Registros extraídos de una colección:
■ ■ ■

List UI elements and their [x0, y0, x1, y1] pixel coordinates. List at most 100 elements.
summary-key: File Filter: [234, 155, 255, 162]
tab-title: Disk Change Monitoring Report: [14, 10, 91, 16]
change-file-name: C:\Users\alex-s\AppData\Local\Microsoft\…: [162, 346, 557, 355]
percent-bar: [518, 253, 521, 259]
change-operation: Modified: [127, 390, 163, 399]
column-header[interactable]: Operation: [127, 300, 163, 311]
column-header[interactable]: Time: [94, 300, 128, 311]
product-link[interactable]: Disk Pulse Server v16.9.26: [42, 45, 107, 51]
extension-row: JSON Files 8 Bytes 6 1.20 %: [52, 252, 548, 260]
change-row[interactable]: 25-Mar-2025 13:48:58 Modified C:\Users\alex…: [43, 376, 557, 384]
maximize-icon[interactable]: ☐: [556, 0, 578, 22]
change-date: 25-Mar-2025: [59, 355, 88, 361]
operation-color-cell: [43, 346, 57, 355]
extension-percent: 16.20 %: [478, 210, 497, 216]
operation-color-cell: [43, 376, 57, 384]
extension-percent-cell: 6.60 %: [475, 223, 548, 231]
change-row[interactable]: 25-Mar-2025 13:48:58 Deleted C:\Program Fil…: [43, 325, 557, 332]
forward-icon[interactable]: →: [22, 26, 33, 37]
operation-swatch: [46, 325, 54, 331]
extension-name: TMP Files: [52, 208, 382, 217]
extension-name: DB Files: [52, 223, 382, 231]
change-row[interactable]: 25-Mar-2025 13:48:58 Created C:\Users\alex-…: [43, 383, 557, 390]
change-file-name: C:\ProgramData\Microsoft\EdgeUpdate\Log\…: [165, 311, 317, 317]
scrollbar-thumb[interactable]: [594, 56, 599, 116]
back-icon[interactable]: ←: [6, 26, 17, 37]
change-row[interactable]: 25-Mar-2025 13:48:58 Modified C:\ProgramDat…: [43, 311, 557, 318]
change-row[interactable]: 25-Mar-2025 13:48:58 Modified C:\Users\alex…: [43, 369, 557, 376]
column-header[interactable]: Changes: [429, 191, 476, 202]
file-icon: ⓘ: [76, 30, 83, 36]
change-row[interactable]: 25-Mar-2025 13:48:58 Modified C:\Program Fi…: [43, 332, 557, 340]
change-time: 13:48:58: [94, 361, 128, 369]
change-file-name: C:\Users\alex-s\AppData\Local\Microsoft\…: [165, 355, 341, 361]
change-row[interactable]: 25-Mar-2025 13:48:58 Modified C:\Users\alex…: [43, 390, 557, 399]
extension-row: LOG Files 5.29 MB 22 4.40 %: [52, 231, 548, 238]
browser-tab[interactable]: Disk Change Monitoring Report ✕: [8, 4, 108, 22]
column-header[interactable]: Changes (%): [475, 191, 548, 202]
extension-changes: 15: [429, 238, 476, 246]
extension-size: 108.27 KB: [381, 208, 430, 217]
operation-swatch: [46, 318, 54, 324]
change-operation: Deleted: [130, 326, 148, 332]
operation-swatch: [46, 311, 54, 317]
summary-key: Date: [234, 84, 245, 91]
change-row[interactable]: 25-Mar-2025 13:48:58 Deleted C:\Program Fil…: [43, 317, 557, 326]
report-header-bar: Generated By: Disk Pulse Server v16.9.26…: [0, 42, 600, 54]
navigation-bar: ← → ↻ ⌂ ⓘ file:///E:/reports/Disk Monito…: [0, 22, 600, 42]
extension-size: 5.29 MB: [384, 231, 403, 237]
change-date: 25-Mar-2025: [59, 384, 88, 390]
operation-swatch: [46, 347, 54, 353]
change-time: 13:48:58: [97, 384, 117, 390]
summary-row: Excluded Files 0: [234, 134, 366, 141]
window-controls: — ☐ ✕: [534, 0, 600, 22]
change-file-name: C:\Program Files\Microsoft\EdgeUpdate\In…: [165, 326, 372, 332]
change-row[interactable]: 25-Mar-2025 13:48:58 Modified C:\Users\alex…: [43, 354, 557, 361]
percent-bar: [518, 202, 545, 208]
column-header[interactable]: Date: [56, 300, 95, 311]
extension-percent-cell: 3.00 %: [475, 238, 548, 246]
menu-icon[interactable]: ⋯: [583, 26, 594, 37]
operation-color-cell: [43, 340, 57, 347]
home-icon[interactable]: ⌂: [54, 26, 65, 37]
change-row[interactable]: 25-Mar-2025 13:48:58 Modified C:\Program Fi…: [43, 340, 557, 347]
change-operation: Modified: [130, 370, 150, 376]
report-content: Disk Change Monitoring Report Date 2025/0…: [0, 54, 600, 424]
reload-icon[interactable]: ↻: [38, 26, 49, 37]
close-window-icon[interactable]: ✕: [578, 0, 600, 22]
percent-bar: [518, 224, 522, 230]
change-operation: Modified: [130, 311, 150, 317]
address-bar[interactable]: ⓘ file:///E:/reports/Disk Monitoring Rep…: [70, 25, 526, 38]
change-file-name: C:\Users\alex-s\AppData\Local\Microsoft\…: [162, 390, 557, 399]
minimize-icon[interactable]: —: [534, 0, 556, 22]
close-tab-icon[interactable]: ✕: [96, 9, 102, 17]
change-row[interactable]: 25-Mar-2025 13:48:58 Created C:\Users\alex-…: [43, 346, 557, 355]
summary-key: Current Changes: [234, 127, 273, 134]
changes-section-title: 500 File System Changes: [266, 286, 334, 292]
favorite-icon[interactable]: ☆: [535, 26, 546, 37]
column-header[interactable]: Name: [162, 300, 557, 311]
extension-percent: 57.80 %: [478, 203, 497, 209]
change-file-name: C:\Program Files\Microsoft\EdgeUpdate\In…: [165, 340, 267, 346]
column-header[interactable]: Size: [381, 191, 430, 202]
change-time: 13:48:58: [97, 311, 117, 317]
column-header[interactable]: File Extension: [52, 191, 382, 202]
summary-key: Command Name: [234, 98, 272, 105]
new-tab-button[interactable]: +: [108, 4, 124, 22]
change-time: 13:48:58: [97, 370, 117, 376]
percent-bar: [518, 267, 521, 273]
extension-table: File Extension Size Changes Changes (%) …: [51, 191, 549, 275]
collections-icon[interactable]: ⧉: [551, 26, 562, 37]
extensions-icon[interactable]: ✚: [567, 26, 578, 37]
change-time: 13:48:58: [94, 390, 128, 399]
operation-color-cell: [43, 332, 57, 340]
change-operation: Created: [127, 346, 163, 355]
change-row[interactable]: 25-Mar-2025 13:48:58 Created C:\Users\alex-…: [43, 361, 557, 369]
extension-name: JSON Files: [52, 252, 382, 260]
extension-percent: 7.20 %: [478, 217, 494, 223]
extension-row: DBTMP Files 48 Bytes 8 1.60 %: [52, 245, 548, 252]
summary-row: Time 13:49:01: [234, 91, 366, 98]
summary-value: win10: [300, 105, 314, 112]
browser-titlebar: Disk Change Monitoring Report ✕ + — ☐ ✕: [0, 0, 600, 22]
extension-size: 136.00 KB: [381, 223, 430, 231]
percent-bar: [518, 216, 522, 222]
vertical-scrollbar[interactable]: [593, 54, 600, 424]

■ ■ ■

* [Ejercicio escrito]: Devuelve, copiada tal cual, cada fila de arriba en la que aparezca la cadena "swatch".

* [Tarea resuelta]:
operation-swatch: [46, 325, 54, 331]
operation-swatch: [46, 318, 54, 324]
operation-swatch: [46, 311, 54, 317]
operation-swatch: [46, 347, 54, 353]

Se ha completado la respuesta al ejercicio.